YOUR OBJECTIVE
Starting with the line that contains "Convert this document image to plain text.", copy every line through the end of the data below, exactly and with nothing added.

......

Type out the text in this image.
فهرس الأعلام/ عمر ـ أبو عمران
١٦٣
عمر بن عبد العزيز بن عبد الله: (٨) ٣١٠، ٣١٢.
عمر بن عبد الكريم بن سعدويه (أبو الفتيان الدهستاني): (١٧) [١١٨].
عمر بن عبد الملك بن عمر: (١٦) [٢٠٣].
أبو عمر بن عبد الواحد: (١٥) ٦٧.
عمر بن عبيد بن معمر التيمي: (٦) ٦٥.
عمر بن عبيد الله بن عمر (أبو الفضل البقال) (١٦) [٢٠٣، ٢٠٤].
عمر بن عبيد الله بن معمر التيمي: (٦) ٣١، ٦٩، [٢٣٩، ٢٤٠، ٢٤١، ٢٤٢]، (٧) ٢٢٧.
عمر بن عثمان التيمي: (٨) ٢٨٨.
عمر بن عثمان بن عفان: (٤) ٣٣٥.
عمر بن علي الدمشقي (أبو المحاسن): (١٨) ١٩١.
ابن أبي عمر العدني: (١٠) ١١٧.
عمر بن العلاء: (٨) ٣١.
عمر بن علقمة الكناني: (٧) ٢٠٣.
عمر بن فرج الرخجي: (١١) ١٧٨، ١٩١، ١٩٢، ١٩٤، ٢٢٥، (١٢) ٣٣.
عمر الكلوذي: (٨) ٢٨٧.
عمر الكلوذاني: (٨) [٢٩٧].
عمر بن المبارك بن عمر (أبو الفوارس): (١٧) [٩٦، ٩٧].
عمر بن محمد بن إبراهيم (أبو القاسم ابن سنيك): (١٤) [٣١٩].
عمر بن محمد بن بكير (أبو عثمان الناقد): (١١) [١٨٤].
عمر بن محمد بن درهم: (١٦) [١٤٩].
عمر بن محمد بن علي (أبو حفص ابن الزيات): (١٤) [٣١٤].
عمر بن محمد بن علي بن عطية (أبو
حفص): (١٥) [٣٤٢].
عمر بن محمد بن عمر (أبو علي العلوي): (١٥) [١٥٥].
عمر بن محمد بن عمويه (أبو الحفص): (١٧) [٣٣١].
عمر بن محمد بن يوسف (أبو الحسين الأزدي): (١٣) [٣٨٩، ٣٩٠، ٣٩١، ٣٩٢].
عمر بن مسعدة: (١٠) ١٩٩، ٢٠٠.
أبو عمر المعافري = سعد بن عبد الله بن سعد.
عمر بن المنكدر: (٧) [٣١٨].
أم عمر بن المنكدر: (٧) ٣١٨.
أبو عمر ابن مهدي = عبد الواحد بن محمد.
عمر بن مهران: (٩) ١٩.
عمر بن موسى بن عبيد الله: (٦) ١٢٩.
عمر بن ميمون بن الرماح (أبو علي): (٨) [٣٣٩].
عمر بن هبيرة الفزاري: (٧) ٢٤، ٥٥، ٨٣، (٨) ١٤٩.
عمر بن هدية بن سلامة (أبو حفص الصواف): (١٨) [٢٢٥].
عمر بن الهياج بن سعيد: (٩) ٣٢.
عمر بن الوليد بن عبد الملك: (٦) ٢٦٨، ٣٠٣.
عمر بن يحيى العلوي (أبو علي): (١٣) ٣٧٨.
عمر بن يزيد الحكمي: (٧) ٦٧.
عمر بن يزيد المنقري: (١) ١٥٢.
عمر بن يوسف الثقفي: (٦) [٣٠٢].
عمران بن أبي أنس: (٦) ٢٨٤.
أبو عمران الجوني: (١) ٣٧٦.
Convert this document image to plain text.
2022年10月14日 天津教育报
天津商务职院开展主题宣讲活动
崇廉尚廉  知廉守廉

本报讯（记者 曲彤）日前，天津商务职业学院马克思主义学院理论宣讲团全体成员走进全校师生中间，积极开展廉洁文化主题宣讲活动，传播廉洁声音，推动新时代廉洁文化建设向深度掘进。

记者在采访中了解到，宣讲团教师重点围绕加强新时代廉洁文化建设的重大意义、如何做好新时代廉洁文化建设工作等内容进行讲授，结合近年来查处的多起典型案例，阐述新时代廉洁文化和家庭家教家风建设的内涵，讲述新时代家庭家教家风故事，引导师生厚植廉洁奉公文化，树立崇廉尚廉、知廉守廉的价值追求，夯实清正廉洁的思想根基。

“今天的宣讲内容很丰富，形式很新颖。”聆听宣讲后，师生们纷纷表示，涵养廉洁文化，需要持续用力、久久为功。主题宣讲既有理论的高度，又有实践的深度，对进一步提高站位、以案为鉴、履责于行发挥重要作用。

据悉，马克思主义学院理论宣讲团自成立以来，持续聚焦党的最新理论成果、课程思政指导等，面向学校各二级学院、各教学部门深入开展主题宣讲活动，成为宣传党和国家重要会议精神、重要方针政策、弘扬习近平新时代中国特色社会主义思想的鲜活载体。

......

RESPONSE
Convert this document image to plain text.
2022年10月14日 天津教育报
天津商务职院开展主题宣讲活动
崇廉尚廉  知廉守廉

本报讯（记者 曲彤）日前，天津商务职业学院马克思主义学院理论宣讲团全体成员走进全校师生中间，积极开展廉洁文化主题宣讲活动，传播廉洁声音，推动新时代廉洁文化建设向深度掘进。

记者在采访中了解到，宣讲团教师重点围绕加强新时代廉洁文化建设的重大意义、如何做好新时代廉洁文化建设工作等内容进行讲授，结合近年来查处的多起典型案例，阐述新时代廉洁文化和家庭家教家风建设的内涵，讲述新时代家庭家教家风故事，引导师生厚植廉洁奉公文化，树立崇廉尚廉、知廉守廉的价值追求，夯实清正廉洁的思想根基。

“今天的宣讲内容很丰富，形式很新颖。”聆听宣讲后，师生们纷纷表示，涵养廉洁文化，需要持续用力、久久为功。主题宣讲既有理论的高度，又有实践的深度，对进一步提高站位、以案为鉴、履责于行发挥重要作用。

据悉，马克思主义学院理论宣讲团自成立以来，持续聚焦党的最新理论成果、课程思政指导等，面向学校各二级学院、各教学部门深入开展主题宣讲活动，成为宣传党和国家重要会议精神、重要方针政策、弘扬习近平新时代中国特色社会主义思想的鲜活载体。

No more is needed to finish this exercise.